START
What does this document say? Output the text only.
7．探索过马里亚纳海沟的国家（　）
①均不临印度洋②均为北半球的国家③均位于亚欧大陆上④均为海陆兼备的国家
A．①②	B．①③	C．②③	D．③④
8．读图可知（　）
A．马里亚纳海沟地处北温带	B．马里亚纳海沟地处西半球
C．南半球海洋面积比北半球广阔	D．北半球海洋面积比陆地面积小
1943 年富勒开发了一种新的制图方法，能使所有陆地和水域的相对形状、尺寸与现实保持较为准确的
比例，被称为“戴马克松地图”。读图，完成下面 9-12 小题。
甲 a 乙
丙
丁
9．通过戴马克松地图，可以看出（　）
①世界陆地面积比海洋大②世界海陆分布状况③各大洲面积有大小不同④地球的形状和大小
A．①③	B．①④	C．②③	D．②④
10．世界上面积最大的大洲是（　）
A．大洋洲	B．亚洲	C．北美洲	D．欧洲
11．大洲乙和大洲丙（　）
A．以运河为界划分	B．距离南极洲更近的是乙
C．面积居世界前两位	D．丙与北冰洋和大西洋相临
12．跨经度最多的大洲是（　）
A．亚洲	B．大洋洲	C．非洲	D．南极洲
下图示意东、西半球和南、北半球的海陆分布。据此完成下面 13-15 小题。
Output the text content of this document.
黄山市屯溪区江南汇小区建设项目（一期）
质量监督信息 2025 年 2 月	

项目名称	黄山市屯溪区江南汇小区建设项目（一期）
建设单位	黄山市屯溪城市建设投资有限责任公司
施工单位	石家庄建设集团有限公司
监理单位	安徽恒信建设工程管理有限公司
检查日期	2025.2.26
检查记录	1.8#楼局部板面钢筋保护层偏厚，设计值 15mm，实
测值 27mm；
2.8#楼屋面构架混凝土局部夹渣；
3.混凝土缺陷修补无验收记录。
END
### YOUR GOAL
Repeat every entry word for word.

### ANSWER
What does this document say? Output the text only.
7．探索过马里亚纳海沟的国家（　）
①均不临印度洋②均为北半球的国家③均位于亚欧大陆上④均为海陆兼备的国家
A．①②	B．①③	C．②③	D．③④
8．读图可知（　）
A．马里亚纳海沟地处北温带	B．马里亚纳海沟地处西半球
C．南半球海洋面积比北半球广阔	D．北半球海洋面积比陆地面积小
1943 年富勒开发了一种新的制图方法，能使所有陆地和水域的相对形状、尺寸与现实保持较为准确的
比例，被称为“戴马克松地图”。读图，完成下面 9-12 小题。
甲 a 乙
丙
丁
9．通过戴马克松地图，可以看出（　）
①世界陆地面积比海洋大②世界海陆分布状况③各大洲面积有大小不同④地球的形状和大小
A．①③	B．①④	C．②③	D．②④
10．世界上面积最大的大洲是（　）
A．大洋洲	B．亚洲	C．北美洲	D．欧洲
11．大洲乙和大洲丙（　）
A．以运河为界划分	B．距离南极洲更近的是乙
C．面积居世界前两位	D．丙与北冰洋和大西洋相临
12．跨经度最多的大洲是（　）
A．亚洲	B．大洋洲	C．非洲	D．南极洲
下图示意东、西半球和南、北半球的海陆分布。据此完成下面 13-15 小题。
Output the text content of this document.
黄山市屯溪区江南汇小区建设项目（一期）
质量监督信息 2025 年 2 月	

项目名称	黄山市屯溪区江南汇小区建设项目（一期）
建设单位	黄山市屯溪城市建设投资有限责任公司
施工单位	石家庄建设集团有限公司
监理单位	安徽恒信建设工程管理有限公司
检查日期	2025.2.26
检查记录	1.8#楼局部板面钢筋保护层偏厚，设计值 15mm，实
测值 27mm；
2.8#楼屋面构架混凝土局部夹渣；
3.混凝土缺陷修补无验收记录。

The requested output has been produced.